_DATA IN THIS EXERCISE_:
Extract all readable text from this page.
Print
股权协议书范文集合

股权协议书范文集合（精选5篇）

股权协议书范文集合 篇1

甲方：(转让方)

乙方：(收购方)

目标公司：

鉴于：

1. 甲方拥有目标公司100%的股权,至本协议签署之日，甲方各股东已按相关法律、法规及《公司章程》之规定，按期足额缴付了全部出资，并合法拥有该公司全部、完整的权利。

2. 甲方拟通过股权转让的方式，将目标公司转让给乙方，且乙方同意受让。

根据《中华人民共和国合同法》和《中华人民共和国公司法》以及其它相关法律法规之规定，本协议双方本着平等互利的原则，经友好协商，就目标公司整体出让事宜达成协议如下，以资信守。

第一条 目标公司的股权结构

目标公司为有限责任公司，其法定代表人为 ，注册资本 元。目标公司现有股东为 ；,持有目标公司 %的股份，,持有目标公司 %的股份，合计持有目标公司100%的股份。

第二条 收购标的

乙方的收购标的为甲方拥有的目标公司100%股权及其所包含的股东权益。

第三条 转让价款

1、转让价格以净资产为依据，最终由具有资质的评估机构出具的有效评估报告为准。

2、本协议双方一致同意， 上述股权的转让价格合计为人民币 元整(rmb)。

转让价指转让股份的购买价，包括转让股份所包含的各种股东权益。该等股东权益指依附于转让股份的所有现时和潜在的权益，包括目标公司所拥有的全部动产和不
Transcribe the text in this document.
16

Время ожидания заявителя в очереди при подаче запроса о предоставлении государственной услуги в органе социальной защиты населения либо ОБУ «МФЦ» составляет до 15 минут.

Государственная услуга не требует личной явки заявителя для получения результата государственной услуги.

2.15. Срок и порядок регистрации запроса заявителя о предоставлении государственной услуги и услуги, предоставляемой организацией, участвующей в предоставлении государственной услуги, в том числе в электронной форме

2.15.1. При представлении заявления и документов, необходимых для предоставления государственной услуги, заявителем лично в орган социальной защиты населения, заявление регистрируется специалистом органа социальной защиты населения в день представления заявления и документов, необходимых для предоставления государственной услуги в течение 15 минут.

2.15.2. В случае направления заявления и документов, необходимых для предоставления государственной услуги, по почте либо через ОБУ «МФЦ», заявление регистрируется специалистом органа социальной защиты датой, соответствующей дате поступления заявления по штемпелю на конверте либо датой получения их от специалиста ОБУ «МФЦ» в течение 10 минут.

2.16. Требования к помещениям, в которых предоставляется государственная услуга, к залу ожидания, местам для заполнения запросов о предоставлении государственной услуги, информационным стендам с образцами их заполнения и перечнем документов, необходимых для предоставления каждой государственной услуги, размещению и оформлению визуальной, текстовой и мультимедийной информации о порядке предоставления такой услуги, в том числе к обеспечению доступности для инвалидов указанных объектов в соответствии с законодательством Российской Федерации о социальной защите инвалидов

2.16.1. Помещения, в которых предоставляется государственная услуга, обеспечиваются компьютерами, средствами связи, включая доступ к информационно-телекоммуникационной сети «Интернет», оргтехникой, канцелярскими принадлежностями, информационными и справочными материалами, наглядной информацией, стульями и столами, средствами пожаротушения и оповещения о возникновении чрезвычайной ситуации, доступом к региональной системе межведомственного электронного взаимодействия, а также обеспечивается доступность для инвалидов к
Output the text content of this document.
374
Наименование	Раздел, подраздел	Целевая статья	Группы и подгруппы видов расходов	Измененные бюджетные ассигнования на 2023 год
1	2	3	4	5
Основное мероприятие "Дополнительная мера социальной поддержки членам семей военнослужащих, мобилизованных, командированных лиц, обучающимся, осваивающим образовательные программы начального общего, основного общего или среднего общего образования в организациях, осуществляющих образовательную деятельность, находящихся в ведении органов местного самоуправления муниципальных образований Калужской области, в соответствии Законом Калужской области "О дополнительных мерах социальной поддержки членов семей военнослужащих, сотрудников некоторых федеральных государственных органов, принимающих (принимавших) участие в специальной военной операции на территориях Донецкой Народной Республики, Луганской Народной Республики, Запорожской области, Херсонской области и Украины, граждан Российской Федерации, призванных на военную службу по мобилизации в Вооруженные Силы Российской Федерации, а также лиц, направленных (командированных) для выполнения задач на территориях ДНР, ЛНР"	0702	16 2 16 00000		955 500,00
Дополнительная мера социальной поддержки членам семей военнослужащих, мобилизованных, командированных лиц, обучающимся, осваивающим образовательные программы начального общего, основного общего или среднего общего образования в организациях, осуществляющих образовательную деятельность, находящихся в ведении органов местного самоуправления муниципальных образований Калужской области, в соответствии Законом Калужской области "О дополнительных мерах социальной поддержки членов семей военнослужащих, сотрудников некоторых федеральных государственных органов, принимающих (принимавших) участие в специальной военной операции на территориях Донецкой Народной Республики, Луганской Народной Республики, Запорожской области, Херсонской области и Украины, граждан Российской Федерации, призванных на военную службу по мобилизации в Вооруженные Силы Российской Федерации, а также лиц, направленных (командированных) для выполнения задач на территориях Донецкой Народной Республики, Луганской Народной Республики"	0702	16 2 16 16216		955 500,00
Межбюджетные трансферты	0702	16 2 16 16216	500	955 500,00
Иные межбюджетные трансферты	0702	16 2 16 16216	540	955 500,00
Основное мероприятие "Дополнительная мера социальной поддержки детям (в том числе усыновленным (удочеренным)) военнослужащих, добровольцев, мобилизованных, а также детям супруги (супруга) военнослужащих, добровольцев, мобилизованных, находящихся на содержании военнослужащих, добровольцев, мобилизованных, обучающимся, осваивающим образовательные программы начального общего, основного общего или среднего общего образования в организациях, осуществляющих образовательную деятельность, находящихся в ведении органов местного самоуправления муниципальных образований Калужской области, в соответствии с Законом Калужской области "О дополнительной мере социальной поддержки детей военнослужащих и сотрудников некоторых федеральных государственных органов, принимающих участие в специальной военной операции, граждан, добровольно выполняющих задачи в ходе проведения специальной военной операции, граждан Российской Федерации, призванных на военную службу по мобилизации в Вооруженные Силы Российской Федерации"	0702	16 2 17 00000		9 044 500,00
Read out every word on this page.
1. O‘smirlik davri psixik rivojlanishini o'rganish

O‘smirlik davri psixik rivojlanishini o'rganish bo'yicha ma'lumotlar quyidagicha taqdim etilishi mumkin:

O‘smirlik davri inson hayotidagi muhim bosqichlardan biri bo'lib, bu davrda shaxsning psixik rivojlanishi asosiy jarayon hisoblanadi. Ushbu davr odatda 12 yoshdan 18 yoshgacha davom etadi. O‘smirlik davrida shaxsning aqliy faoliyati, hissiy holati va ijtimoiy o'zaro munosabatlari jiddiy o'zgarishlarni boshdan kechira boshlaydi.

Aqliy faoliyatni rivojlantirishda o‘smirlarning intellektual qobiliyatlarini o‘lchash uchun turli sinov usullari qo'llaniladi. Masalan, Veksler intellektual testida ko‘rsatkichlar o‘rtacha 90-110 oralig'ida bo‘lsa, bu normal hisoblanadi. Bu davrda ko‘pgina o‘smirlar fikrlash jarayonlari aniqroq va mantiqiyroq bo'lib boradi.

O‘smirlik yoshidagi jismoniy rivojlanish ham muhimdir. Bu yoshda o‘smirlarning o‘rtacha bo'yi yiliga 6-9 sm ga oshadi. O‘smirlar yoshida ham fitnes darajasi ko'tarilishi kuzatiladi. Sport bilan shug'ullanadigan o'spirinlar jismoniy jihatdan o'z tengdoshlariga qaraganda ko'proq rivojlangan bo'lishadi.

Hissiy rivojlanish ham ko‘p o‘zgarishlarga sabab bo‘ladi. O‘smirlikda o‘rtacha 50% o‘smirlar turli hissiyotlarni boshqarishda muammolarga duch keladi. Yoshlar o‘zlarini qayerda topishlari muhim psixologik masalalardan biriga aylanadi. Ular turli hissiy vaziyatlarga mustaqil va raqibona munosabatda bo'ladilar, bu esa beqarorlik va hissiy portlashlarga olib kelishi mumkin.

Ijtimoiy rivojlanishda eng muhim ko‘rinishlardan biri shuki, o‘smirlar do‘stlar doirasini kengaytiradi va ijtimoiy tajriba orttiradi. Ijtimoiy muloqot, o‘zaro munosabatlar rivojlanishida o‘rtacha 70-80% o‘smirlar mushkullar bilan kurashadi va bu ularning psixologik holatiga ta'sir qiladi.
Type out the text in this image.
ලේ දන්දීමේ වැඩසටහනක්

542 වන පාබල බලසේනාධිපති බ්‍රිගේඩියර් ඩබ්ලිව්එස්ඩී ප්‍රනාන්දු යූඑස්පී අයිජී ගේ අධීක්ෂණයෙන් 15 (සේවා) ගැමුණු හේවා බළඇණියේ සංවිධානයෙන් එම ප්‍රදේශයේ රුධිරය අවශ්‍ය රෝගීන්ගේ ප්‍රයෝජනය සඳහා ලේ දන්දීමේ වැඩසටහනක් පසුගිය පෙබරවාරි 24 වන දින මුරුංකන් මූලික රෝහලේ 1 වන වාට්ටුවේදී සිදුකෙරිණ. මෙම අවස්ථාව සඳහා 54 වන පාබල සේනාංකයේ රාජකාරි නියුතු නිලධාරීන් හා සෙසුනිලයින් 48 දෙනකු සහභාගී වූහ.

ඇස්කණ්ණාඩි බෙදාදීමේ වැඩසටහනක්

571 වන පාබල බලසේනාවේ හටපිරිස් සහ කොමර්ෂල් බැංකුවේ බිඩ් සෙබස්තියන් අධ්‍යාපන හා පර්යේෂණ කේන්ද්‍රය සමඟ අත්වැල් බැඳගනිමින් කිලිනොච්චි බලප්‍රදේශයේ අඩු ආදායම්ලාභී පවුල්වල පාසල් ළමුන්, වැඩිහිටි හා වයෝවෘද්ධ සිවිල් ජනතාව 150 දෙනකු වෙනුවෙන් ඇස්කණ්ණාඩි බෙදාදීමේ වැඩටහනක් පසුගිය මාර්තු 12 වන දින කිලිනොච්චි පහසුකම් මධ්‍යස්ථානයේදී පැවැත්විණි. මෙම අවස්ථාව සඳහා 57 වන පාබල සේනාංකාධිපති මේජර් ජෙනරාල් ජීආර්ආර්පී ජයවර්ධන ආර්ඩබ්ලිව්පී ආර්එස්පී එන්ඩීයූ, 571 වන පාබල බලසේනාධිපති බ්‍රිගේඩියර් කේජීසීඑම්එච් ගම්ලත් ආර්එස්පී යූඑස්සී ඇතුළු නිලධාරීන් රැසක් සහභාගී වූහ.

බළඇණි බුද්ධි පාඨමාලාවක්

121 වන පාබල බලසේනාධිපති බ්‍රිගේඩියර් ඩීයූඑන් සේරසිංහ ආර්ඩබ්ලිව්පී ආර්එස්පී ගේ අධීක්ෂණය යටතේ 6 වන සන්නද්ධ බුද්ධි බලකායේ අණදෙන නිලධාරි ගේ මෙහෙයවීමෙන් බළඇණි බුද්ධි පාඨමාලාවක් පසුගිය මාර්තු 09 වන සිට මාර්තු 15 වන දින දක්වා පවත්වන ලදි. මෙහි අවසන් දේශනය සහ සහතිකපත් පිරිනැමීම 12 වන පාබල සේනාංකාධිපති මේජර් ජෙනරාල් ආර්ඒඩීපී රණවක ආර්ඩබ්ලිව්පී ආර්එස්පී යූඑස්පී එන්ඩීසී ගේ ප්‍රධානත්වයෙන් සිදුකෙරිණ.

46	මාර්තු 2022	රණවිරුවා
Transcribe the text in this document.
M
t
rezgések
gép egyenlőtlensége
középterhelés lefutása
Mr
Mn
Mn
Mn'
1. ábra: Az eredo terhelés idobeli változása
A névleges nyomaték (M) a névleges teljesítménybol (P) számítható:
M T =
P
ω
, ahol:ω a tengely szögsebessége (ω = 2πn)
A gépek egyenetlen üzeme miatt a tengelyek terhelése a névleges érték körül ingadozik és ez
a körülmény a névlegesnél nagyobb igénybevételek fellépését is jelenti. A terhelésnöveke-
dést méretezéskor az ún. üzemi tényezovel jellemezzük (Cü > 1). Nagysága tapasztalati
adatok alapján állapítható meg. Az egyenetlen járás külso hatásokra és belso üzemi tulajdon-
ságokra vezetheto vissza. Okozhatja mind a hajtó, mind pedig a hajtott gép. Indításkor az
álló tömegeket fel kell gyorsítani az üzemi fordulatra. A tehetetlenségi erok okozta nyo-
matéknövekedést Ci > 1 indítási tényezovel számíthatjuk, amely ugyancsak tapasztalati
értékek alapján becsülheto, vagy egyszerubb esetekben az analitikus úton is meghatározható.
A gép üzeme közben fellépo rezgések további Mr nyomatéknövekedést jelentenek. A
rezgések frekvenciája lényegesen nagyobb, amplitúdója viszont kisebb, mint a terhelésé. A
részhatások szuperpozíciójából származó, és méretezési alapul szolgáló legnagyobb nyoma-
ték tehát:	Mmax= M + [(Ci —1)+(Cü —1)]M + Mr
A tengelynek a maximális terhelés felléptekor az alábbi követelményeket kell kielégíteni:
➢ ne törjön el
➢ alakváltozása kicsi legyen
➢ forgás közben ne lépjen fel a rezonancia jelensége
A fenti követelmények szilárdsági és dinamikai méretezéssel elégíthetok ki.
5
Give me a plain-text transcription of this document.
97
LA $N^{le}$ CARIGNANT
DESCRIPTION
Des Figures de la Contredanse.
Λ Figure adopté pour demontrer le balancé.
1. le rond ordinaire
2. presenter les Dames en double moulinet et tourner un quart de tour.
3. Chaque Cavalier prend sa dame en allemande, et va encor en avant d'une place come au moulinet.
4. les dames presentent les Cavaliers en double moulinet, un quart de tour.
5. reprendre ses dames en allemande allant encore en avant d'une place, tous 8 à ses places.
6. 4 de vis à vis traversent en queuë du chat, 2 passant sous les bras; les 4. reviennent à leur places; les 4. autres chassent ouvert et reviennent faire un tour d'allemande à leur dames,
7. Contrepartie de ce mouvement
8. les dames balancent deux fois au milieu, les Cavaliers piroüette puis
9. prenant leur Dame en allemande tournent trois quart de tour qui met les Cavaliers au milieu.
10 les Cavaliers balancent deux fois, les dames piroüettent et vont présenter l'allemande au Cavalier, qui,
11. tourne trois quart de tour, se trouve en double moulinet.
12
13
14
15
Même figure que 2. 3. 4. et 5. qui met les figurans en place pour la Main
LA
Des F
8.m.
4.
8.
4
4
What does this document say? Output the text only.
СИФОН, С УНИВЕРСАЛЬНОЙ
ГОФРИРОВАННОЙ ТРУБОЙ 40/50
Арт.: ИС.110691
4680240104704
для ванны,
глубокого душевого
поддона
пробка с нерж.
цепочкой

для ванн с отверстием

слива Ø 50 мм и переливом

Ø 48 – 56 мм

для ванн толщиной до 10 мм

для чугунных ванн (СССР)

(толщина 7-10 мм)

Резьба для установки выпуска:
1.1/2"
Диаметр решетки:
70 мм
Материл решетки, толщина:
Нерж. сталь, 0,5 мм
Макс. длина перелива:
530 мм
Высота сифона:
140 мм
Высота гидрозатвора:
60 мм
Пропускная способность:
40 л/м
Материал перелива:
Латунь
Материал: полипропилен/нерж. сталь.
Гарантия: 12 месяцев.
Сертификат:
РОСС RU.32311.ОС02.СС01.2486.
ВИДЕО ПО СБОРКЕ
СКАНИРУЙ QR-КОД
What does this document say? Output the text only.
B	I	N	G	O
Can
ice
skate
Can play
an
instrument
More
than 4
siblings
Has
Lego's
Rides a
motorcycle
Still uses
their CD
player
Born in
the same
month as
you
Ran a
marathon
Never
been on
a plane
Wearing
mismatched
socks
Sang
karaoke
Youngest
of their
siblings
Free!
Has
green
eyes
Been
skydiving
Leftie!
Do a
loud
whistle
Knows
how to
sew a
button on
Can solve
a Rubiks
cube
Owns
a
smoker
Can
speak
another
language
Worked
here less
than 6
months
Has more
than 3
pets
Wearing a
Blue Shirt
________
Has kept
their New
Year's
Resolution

_WHAT TO WORK ON_:
Copy all lines of the material above where the string "trois" occurs.

_OUTPUT OF THE EXERCISE_:
9. prenant leur Dame en allemande tournent trois quart de tour qui met les Cavaliers au milieu.
11. tourne trois quart de tour, se trouve en double moulinet.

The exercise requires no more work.